■ What the exercise asks: Can you transcribe every line exactly and leave the pictures behind?

■ Record extracts:
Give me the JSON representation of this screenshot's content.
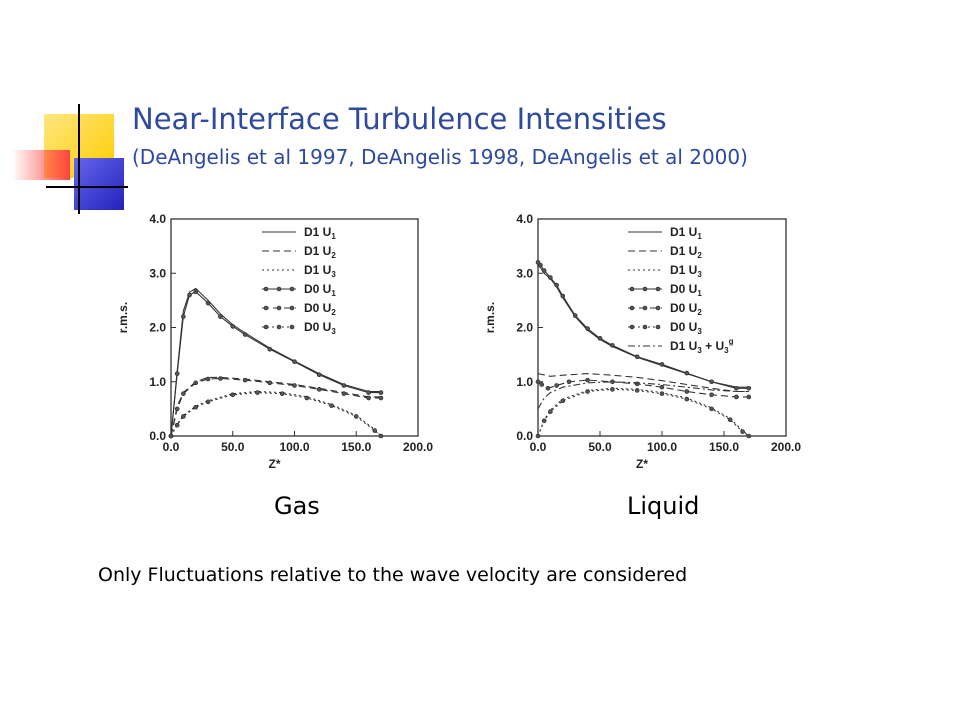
{
  "slide": {
    "title": "Near-Interface Turbulence Intensities",
    "subtitle": "(DeAngelis et al 1997, DeAngelis 1998, DeAngelis et al 2000)",
    "note": "Only Fluctuations relative to the wave velocity are considered",
    "colors": {
      "title": "#2e4a9e",
      "deco_yellow": "#ffcc00",
      "deco_blue": "#3333cc",
      "deco_red": "#ff3333"
    }
  },
  "chart_data": [
    {
      "type": "line",
      "caption": "Gas",
      "xlabel": "Z*",
      "ylabel": "r.m.s.",
      "xlim": [
        0,
        200
      ],
      "ylim": [
        0,
        4
      ],
      "xticks": [
        "0.0",
        "50.0",
        "100.0",
        "150.0",
        "200.0"
      ],
      "yticks": [
        "0.0",
        "1.0",
        "2.0",
        "3.0",
        "4.0"
      ],
      "legend_position": "top-right",
      "series": [
        {
          "name": "D1 U1",
          "label": "D1 U",
          "sub": "1",
          "style": "solid",
          "markers": false,
          "x": [
            0,
            5,
            10,
            15,
            20,
            30,
            40,
            50,
            60,
            80,
            100,
            120,
            140,
            160,
            170
          ],
          "y": [
            0,
            1.2,
            2.3,
            2.65,
            2.72,
            2.5,
            2.25,
            2.05,
            1.9,
            1.62,
            1.38,
            1.15,
            0.95,
            0.82,
            0.82
          ]
        },
        {
          "name": "D1 U2",
          "label": "D1 U",
          "sub": "2",
          "style": "dash",
          "markers": false,
          "x": [
            0,
            5,
            10,
            20,
            30,
            40,
            60,
            80,
            100,
            120,
            140,
            160,
            170
          ],
          "y": [
            0,
            0.55,
            0.8,
            1.0,
            1.08,
            1.08,
            1.05,
            1.0,
            0.95,
            0.88,
            0.8,
            0.72,
            0.72
          ]
        },
        {
          "name": "D1 U3",
          "label": "D1 U",
          "sub": "3",
          "style": "dot",
          "markers": false,
          "x": [
            0,
            5,
            10,
            20,
            30,
            50,
            70,
            90,
            110,
            130,
            150,
            165,
            170
          ],
          "y": [
            0,
            0.22,
            0.38,
            0.55,
            0.65,
            0.78,
            0.82,
            0.8,
            0.72,
            0.58,
            0.38,
            0.12,
            0
          ]
        },
        {
          "name": "D0 U1",
          "label": "D0 U",
          "sub": "1",
          "style": "solid",
          "markers": true,
          "x": [
            0,
            5,
            10,
            15,
            20,
            30,
            40,
            50,
            60,
            80,
            100,
            120,
            140,
            160,
            170
          ],
          "y": [
            0,
            1.15,
            2.2,
            2.6,
            2.66,
            2.45,
            2.2,
            2.02,
            1.87,
            1.6,
            1.37,
            1.13,
            0.93,
            0.8,
            0.8
          ]
        },
        {
          "name": "D0 U2",
          "label": "D0 U",
          "sub": "2",
          "style": "dash",
          "markers": true,
          "x": [
            0,
            5,
            10,
            20,
            30,
            40,
            60,
            80,
            100,
            120,
            140,
            160,
            170
          ],
          "y": [
            0,
            0.5,
            0.78,
            0.98,
            1.05,
            1.06,
            1.03,
            0.98,
            0.93,
            0.86,
            0.78,
            0.7,
            0.7
          ]
        },
        {
          "name": "D0 U3",
          "label": "D0 U",
          "sub": "3",
          "style": "dot",
          "markers": true,
          "x": [
            0,
            5,
            10,
            20,
            30,
            50,
            70,
            90,
            110,
            130,
            150,
            165,
            170
          ],
          "y": [
            0,
            0.2,
            0.36,
            0.53,
            0.63,
            0.76,
            0.8,
            0.78,
            0.7,
            0.56,
            0.36,
            0.1,
            0
          ]
        }
      ]
    },
    {
      "type": "line",
      "caption": "Liquid",
      "xlabel": "Z*",
      "ylabel": "r.m.s.",
      "xlim": [
        0,
        200
      ],
      "ylim": [
        0,
        4
      ],
      "xticks": [
        "0.0",
        "50.0",
        "100.0",
        "150.0",
        "200.0"
      ],
      "yticks": [
        "0.0",
        "1.0",
        "2.0",
        "3.0",
        "4.0"
      ],
      "legend_position": "top-right",
      "series": [
        {
          "name": "D1 U1",
          "label": "D1 U",
          "sub": "1",
          "style": "solid",
          "markers": false,
          "x": [
            0,
            2,
            5,
            10,
            15,
            20,
            30,
            40,
            50,
            60,
            80,
            100,
            120,
            140,
            160,
            170
          ],
          "y": [
            3.15,
            3.1,
            3.0,
            2.9,
            2.75,
            2.55,
            2.2,
            1.95,
            1.78,
            1.65,
            1.45,
            1.3,
            1.15,
            1.0,
            0.9,
            0.9
          ]
        },
        {
          "name": "D1 U2",
          "label": "D1 U",
          "sub": "2",
          "style": "dash",
          "markers": false,
          "x": [
            0,
            10,
            20,
            40,
            60,
            80,
            100,
            120,
            140,
            160,
            170
          ],
          "y": [
            1.15,
            1.1,
            1.12,
            1.15,
            1.12,
            1.08,
            1.02,
            0.95,
            0.88,
            0.82,
            0.82
          ]
        },
        {
          "name": "D1 U3",
          "label": "D1 U",
          "sub": "3",
          "style": "dot",
          "markers": false,
          "x": [
            0,
            5,
            10,
            20,
            40,
            60,
            80,
            100,
            120,
            140,
            155,
            165,
            170
          ],
          "y": [
            0,
            0.3,
            0.48,
            0.68,
            0.84,
            0.88,
            0.86,
            0.8,
            0.7,
            0.52,
            0.32,
            0.1,
            0
          ]
        },
        {
          "name": "D0 U1",
          "label": "D0 U",
          "sub": "1",
          "style": "solid",
          "markers": true,
          "x": [
            0,
            2,
            5,
            10,
            15,
            20,
            30,
            40,
            50,
            60,
            80,
            100,
            120,
            140,
            160,
            170
          ],
          "y": [
            3.2,
            3.15,
            3.05,
            2.92,
            2.78,
            2.58,
            2.22,
            1.98,
            1.8,
            1.67,
            1.46,
            1.32,
            1.16,
            1.0,
            0.88,
            0.88
          ]
        },
        {
          "name": "D0 U2",
          "label": "D0 U",
          "sub": "2",
          "style": "dash",
          "markers": true,
          "x": [
            0,
            3,
            8,
            15,
            25,
            40,
            60,
            80,
            100,
            120,
            140,
            160,
            170
          ],
          "y": [
            1.0,
            0.95,
            0.88,
            0.93,
            1.0,
            1.03,
            1.0,
            0.96,
            0.9,
            0.82,
            0.76,
            0.72,
            0.72
          ]
        },
        {
          "name": "D0 U3",
          "label": "D0 U",
          "sub": "3",
          "style": "dot",
          "markers": true,
          "x": [
            0,
            5,
            10,
            20,
            40,
            60,
            80,
            100,
            120,
            140,
            155,
            165,
            170
          ],
          "y": [
            0,
            0.28,
            0.45,
            0.65,
            0.82,
            0.86,
            0.84,
            0.78,
            0.68,
            0.5,
            0.3,
            0.08,
            0
          ]
        },
        {
          "name": "D1 U3 + U3g",
          "label": "D1 U",
          "sub": "3",
          "label2": " + U",
          "sub2": "3",
          "sup2": "g",
          "style": "dashdot",
          "markers": false,
          "x": [
            0,
            5,
            10,
            20,
            40,
            60,
            80,
            100,
            120,
            140,
            160,
            170
          ],
          "y": [
            0.5,
            0.7,
            0.8,
            0.9,
            0.98,
            1.0,
            0.98,
            0.95,
            0.9,
            0.85,
            0.82,
            0.82
          ]
        }
      ]
    }
  ]
}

■ Task answer:
Give me the JSON representation of this screenshot's content.
{
  "slide": {
    "title": "Near-Interface Turbulence Intensities",
    "subtitle": "(DeAngelis et al 1997, DeAngelis 1998, DeAngelis et al 2000)",
    "note": "Only Fluctuations relative to the wave velocity are considered",
    "colors": {
      "title": "#2e4a9e",
      "deco_yellow": "#ffcc00",
      "deco_blue": "#3333cc",
      "deco_red": "#ff3333"
    }
  },
  "chart_data": [
    {
      "type": "line",
      "caption": "Gas",
      "xlabel": "Z*",
      "ylabel": "r.m.s.",
      "xlim": [
        0,
        200
      ],
      "ylim": [
        0,
        4
      ],
      "xticks": [
        "0.0",
        "50.0",
        "100.0",
        "150.0",
        "200.0"
      ],
      "yticks": [
        "0.0",
        "1.0",
        "2.0",
        "3.0",
        "4.0"
      ],
      "legend_position": "top-right",
      "series": [
        {
          "name": "D1 U1",
          "label": "D1 U",
          "sub": "1",
          "style": "solid",
          "markers": false,
          "x": [
            0,
            5,
            10,
            15,
            20,
            30,
            40,
            50,
            60,
            80,
            100,
            120,
            140,
            160,
            170
          ],
          "y": [
            0,
            1.2,
            2.3,
            2.65,
            2.72,
            2.5,
            2.25,
            2.05,
            1.9,
            1.62,
            1.38,
            1.15,
            0.95,
            0.82,
            0.82
          ]
        },
        {
          "name": "D1 U2",
          "label": "D1 U",
          "sub": "2",
          "style": "dash",
          "markers": false,
          "x": [
            0,
            5,
            10,
            20,
            30,
            40,
            60,
            80,
            100,
            120,
            140,
            160,
            170
          ],
          "y": [
            0,
            0.55,
            0.8,
            1.0,
            1.08,
            1.08,
            1.05,
            1.0,
            0.95,
            0.88,
            0.8,
            0.72,
            0.72
          ]
        },
        {
          "name": "D1 U3",
          "label": "D1 U",
          "sub": "3",
          "style": "dot",
          "markers": false,
          "x": [
            0,
            5,
            10,
            20,
            30,
            50,
            70,
            90,
            110,
            130,
            150,
            165,
            170
          ],
          "y": [
            0,
            0.22,
            0.38,
            0.55,
            0.65,
            0.78,
            0.82,
            0.8,
            0.72,
            0.58,
            0.38,
            0.12,
            0
          ]
        },
        {
          "name": "D0 U1",
          "label": "D0 U",
          "sub": "1",
          "style": "solid",
          "markers": true,
          "x": [
            0,
            5,
            10,
            15,
            20,
            30,
            40,
            50,
            60,
            80,
            100,
            120,
            140,
            160,
            170
          ],
          "y": [
            0,
            1.15,
            2.2,
            2.6,
            2.66,
            2.45,
            2.2,
            2.02,
            1.87,
            1.6,
            1.37,
            1.13,
            0.93,
            0.8,
            0.8
          ]
        },
        {
          "name": "D0 U2",
          "label": "D0 U",
          "sub": "2",
          "style": "dash",
          "markers": true,
          "x": [
            0,
            5,
            10,
            20,
            30,
            40,
            60,
            80,
            100,
            120,
            140,
            160,
            170
          ],
          "y": [
            0,
            0.5,
            0.78,
            0.98,
            1.05,
            1.06,
            1.03,
            0.98,
            0.93,
            0.86,
            0.78,
            0.7,
            0.7
          ]
        },
        {
          "name": "D0 U3",
          "label": "D0 U",
          "sub": "3",
          "style": "dot",
          "markers": true,
          "x": [
            0,
            5,
            10,
            20,
            30,
            50,
            70,
            90,
            110,
            130,
            150,
            165,
            170
          ],
          "y": [
            0,
            0.2,
            0.36,
            0.53,
            0.63,
            0.76,
            0.8,
            0.78,
            0.7,
            0.56,
            0.36,
            0.1,
            0
          ]
        }
      ]
    },
    {
      "type": "line",
      "caption": "Liquid",
      "xlabel": "Z*",
      "ylabel": "r.m.s.",
      "xlim": [
        0,
        200
      ],
      "ylim": [
        0,
        4
      ],
      "xticks": [
        "0.0",
        "50.0",
        "100.0",
        "150.0",
        "200.0"
      ],
      "yticks": [
        "0.0",
        "1.0",
        "2.0",
        "3.0",
        "4.0"
      ],
      "legend_position": "top-right",
      "series": [
        {
          "name": "D1 U1",
          "label": "D1 U",
          "sub": "1",
          "style": "solid",
          "markers": false,
          "x": [
            0,
            2,
            5,
            10,
            15,
            20,
            30,
            40,
            50,
            60,
            80,
            100,
            120,
            140,
            160,
            170
          ],
          "y": [
            3.15,
            3.1,
            3.0,
            2.9,
            2.75,
            2.55,
            2.2,
            1.95,
            1.78,
            1.65,
            1.45,
            1.3,
            1.15,
            1.0,
            0.9,
            0.9
          ]
        },
        {
          "name": "D1 U2",
          "label": "D1 U",
          "sub": "2",
          "style": "dash",
          "markers": false,
          "x": [
            0,
            10,
            20,
            40,
            60,
            80,
            100,
            120,
            140,
            160,
            170
          ],
          "y": [
            1.15,
            1.1,
            1.12,
            1.15,
            1.12,
            1.08,
            1.02,
            0.95,
            0.88,
            0.82,
            0.82
          ]
        },
        {
          "name": "D1 U3",
          "label": "D1 U",
          "sub": "3",
          "style": "dot",
          "markers": false,
          "x": [
            0,
            5,
            10,
            20,
            40,
            60,
            80,
            100,
            120,
            140,
            155,
            165,
            170
          ],
          "y": [
            0,
            0.3,
            0.48,
            0.68,
            0.84,
            0.88,
            0.86,
            0.8,
            0.7,
            0.52,
            0.32,
            0.1,
            0
          ]
        },
        {
          "name": "D0 U1",
          "label": "D0 U",
          "sub": "1",
          "style": "solid",
          "markers": true,
          "x": [
            0,
            2,
            5,
            10,
            15,
            20,
            30,
            40,
            50,
            60,
            80,
            100,
            120,
            140,
            160,
            170
          ],
          "y": [
            3.2,
            3.15,
            3.05,
            2.92,
            2.78,
            2.58,
            2.22,
            1.98,
            1.8,
            1.67,
            1.46,
            1.32,
            1.16,
            1.0,
            0.88,
            0.88
          ]
        },
        {
          "name": "D0 U2",
          "label": "D0 U",
          "sub": "2",
          "style": "dash",
          "markers": true,
          "x": [
            0,
            3,
            8,
            15,
            25,
            40,
            60,
            80,
            100,
            120,
            140,
            160,
            170
          ],
          "y": [
            1.0,
            0.95,
            0.88,
            0.93,
            1.0,
            1.03,
            1.0,
            0.96,
            0.9,
            0.82,
            0.76,
            0.72,
            0.72
          ]
        },
        {
          "name": "D0 U3",
          "label": "D0 U",
          "sub": "3",
          "style": "dot",
          "markers": true,
          "x": [
            0,
            5,
            10,
            20,
            40,
            60,
            80,
            100,
            120,
            140,
            155,
            165,
            170
          ],
          "y": [
            0,
            0.28,
            0.45,
            0.65,
            0.82,
            0.86,
            0.84,
            0.78,
            0.68,
            0.5,
            0.3,
            0.08,
            0
          ]
        },
        {
          "name": "D1 U3 + U3g",
          "label": "D1 U",
          "sub": "3",
          "label2": " + U",
          "sub2": "3",
          "sup2": "g",
          "style": "dashdot",
          "markers": false,
          "x": [
            0,
            5,
            10,
            20,
            40,
            60,
            80,
            100,
            120,
            140,
            160,
            170
          ],
          "y": [
            0.5,
            0.7,
            0.8,
            0.9,
            0.98,
            1.0,
            0.98,
            0.95,
            0.9,
            0.85,
            0.82,
            0.82
          ]
        }
      ]
    }
  ]
}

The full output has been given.